## Given request
Extract the lines that carry the string "title" from the listing.
== Supplied data
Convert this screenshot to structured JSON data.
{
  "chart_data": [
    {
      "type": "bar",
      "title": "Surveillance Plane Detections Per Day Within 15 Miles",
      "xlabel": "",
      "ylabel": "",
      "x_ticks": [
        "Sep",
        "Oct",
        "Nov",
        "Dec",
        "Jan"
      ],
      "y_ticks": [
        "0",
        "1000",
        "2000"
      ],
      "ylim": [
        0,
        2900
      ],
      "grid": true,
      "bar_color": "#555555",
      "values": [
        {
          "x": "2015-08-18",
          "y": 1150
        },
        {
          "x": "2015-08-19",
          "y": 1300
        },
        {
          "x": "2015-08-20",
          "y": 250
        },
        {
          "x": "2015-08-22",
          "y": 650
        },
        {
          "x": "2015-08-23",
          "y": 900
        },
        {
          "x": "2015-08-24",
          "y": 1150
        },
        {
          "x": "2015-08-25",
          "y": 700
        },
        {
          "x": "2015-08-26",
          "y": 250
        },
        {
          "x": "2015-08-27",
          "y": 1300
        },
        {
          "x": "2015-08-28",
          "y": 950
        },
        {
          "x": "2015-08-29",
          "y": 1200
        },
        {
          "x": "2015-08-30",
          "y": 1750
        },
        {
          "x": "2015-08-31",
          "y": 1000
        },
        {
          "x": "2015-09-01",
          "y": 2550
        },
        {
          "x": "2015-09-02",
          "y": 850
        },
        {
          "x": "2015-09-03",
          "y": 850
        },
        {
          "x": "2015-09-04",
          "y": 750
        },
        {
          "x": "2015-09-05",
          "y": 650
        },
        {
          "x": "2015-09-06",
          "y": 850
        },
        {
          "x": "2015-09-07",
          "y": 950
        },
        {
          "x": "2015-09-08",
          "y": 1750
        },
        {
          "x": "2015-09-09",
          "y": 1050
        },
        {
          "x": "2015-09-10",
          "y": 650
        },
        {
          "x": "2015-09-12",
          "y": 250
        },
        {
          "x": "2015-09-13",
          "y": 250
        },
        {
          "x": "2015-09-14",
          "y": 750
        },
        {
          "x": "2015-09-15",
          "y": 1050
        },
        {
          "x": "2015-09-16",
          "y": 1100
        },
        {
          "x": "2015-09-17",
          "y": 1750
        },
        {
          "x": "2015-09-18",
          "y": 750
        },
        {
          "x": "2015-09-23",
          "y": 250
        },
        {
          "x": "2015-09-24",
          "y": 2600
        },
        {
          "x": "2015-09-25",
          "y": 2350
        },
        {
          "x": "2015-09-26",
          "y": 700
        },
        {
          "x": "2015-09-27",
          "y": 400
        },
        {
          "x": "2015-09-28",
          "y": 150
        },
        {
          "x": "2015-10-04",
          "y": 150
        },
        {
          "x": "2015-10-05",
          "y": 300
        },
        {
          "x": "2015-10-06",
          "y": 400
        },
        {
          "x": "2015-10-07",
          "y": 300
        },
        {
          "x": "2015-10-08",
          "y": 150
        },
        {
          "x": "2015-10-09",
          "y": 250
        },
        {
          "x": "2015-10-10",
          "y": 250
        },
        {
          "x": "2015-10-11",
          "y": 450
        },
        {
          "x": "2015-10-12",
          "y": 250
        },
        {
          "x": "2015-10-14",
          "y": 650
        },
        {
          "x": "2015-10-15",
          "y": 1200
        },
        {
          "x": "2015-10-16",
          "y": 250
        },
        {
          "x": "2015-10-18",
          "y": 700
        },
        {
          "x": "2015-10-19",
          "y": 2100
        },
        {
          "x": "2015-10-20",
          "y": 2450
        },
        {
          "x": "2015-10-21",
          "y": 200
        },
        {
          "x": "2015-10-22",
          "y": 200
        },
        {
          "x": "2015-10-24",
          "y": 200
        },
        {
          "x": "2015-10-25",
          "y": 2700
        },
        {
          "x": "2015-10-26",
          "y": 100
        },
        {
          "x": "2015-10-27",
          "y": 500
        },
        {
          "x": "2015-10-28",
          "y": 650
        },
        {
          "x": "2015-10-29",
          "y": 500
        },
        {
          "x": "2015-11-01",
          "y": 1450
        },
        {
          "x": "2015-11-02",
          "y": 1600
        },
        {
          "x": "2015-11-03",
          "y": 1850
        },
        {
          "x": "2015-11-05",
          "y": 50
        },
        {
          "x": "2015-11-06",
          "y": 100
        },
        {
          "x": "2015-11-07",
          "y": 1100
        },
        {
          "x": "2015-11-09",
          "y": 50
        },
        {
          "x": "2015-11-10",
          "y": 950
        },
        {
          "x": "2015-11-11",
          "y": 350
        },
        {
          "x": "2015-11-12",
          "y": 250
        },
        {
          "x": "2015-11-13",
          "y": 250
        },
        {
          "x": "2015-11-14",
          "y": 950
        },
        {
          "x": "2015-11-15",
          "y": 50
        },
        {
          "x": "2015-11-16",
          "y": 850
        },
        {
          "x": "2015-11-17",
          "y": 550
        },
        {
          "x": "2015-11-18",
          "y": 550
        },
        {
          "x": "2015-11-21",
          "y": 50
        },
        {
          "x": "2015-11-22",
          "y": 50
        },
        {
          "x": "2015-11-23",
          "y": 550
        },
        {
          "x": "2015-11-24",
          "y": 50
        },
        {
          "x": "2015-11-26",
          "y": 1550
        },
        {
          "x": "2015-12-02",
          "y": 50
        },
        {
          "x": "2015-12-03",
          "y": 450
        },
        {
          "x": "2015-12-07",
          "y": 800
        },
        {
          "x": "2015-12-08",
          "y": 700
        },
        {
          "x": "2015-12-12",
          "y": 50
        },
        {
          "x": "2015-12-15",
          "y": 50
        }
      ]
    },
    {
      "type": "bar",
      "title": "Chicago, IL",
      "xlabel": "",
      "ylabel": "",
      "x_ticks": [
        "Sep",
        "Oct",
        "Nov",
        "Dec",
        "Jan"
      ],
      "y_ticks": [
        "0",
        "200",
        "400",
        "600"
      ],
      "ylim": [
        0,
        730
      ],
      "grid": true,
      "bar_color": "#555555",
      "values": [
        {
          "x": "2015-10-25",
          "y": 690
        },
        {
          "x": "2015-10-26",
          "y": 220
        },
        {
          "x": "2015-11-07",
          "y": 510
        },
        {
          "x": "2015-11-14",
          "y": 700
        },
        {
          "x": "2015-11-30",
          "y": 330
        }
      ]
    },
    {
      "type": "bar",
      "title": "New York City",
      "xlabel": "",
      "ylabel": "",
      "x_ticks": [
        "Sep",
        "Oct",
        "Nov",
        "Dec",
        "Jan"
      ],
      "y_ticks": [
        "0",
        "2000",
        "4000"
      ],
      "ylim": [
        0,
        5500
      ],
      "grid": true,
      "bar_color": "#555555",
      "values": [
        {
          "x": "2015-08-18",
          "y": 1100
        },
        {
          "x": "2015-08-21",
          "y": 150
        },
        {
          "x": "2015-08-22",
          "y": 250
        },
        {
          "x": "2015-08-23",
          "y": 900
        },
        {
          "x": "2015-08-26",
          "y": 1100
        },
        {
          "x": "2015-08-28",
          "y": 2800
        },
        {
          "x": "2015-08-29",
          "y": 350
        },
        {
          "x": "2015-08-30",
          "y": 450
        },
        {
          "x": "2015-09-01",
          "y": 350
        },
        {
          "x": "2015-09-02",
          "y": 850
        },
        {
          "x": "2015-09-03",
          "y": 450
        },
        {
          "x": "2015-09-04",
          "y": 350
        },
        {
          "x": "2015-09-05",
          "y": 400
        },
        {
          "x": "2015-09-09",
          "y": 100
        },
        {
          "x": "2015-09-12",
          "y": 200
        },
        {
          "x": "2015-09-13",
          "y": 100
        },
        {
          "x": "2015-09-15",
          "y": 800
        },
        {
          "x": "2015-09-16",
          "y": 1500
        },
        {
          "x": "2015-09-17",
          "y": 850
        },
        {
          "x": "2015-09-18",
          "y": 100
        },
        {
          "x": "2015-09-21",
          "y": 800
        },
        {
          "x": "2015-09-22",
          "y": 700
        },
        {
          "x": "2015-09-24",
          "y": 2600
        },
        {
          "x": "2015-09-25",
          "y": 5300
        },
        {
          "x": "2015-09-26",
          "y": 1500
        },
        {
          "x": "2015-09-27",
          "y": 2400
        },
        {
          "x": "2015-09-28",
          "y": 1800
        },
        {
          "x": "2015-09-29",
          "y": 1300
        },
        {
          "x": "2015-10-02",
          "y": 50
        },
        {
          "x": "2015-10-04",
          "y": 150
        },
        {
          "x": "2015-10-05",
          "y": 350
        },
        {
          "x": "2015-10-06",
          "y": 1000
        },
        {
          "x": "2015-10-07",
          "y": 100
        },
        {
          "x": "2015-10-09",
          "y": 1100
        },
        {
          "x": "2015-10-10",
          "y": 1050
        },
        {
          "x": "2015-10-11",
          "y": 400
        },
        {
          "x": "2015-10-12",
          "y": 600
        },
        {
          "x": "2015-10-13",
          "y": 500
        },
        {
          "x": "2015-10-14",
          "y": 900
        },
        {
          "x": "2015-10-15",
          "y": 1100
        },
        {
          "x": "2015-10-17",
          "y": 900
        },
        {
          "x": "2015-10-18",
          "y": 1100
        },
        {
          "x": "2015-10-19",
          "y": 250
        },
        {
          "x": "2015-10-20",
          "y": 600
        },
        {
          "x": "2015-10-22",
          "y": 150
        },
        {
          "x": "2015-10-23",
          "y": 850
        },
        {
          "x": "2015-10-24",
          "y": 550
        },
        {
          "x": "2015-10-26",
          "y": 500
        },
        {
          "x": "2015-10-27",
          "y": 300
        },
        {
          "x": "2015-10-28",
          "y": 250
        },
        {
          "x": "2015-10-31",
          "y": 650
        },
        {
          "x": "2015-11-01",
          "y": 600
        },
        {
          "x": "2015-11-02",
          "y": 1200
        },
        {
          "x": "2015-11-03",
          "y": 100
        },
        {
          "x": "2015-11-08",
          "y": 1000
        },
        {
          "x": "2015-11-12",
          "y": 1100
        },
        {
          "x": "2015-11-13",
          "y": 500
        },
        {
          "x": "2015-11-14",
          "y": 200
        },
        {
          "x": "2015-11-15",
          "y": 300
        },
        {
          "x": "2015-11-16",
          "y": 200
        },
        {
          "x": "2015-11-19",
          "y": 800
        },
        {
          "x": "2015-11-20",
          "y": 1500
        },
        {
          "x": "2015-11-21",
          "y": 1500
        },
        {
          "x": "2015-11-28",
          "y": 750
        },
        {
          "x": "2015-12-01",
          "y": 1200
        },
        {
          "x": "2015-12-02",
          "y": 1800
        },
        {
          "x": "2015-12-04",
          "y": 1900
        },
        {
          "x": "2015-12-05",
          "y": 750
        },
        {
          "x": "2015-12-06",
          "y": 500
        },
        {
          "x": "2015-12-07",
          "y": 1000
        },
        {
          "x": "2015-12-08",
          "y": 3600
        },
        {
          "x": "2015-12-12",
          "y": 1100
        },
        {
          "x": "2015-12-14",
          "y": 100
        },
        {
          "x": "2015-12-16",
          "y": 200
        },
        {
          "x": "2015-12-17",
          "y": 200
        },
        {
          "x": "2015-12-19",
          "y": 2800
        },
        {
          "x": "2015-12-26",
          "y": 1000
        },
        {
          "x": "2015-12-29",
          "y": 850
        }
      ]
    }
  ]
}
====
## Task output
      "title": "Surveillance Plane Detections Per Day Within 15 Miles",
      "title": "Chicago, IL",
      "title": "New York City",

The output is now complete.